[Records from a data collection]

□ □ □ □

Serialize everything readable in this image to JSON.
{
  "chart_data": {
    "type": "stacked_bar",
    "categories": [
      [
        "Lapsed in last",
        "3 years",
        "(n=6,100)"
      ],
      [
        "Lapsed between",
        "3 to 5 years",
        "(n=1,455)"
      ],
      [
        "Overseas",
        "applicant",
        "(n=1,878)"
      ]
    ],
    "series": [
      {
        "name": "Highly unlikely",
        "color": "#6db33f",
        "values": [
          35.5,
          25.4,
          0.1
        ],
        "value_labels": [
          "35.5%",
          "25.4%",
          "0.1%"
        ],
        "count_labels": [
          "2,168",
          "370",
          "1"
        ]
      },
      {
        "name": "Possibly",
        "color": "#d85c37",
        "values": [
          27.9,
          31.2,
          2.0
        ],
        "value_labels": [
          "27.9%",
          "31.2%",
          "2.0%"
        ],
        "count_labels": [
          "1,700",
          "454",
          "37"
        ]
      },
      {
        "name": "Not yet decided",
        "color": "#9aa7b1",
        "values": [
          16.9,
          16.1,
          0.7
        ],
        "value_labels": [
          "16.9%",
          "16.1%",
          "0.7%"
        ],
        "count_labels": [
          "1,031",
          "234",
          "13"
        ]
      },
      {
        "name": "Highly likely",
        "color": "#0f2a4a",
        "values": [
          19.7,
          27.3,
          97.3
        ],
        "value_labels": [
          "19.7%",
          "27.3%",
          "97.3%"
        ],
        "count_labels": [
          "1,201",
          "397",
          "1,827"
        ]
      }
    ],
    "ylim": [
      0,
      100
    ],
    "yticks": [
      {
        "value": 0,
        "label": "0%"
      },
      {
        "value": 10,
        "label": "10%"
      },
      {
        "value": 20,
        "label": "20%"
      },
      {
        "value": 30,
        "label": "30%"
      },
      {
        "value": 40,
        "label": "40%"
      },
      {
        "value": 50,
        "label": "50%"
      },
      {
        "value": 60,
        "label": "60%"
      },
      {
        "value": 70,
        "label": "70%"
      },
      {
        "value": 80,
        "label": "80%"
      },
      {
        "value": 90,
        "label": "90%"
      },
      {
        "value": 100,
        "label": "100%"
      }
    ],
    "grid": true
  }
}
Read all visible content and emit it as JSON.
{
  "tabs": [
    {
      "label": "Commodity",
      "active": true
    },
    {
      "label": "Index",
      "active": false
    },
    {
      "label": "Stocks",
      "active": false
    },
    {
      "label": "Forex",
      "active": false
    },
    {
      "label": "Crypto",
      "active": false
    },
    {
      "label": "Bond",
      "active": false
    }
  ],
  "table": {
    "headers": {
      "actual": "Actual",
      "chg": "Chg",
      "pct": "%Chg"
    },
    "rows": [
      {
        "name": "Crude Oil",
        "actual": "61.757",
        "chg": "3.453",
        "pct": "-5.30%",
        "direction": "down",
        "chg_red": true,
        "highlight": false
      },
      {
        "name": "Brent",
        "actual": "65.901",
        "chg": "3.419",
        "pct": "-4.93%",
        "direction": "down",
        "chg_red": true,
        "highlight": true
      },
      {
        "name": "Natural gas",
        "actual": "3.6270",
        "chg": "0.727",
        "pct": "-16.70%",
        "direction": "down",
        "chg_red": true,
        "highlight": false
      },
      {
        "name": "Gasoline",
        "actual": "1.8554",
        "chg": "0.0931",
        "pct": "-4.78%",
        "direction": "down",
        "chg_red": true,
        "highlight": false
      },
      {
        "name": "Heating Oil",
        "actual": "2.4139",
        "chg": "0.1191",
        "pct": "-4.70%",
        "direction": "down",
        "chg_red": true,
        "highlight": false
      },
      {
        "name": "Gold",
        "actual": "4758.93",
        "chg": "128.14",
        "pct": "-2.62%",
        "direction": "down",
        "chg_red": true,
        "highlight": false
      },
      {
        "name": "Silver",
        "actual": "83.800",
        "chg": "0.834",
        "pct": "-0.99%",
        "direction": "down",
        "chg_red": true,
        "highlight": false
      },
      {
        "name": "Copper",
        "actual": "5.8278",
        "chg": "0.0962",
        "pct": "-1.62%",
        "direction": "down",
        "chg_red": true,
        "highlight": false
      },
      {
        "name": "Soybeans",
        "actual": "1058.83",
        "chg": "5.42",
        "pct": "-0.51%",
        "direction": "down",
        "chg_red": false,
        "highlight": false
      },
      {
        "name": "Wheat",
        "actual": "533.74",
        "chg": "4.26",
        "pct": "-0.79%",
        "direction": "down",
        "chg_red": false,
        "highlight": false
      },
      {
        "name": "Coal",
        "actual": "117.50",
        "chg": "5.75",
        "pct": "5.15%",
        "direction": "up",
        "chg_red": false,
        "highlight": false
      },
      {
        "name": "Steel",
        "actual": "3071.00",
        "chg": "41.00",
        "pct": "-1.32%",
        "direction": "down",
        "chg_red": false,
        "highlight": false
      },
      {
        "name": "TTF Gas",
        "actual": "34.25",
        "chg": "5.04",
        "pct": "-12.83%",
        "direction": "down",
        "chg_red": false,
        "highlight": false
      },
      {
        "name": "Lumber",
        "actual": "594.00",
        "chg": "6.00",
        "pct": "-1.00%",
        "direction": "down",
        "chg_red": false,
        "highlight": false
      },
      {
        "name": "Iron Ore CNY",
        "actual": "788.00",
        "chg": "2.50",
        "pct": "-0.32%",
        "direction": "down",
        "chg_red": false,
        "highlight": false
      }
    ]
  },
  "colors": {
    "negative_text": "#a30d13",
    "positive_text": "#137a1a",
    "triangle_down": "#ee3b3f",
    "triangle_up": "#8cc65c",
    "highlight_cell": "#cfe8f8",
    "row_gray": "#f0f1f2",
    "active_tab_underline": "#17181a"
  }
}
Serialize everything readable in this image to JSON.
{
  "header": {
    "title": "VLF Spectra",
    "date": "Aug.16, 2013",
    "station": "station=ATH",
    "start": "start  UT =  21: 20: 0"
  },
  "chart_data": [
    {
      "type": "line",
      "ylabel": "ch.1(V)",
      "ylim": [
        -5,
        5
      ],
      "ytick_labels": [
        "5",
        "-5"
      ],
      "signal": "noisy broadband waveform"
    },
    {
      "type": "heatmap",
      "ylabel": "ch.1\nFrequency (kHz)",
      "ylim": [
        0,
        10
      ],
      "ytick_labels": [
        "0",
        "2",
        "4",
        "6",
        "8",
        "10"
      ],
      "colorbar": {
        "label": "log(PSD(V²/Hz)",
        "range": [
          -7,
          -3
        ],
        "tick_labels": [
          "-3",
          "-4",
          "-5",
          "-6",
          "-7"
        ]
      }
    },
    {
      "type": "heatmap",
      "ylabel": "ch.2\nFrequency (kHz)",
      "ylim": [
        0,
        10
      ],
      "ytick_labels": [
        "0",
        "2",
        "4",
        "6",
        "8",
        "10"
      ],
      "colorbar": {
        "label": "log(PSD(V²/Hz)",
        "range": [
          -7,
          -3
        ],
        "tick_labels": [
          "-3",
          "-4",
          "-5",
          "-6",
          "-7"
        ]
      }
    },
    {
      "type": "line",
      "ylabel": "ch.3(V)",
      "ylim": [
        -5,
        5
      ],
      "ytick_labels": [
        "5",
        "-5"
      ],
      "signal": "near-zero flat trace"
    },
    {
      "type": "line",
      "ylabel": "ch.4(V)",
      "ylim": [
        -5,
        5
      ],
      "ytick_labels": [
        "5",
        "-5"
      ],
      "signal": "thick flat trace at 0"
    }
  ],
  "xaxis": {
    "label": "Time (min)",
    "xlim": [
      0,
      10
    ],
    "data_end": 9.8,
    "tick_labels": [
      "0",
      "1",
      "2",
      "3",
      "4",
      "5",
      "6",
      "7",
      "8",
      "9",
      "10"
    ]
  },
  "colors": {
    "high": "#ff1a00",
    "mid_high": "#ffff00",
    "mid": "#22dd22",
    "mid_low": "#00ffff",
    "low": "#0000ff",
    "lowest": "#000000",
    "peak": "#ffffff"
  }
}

□ □ □ □

* TASK DESCRIPTION
Work out how many lines in the records above hold the string "Highly", then give only that count.

* WRITTEN ANSWER
2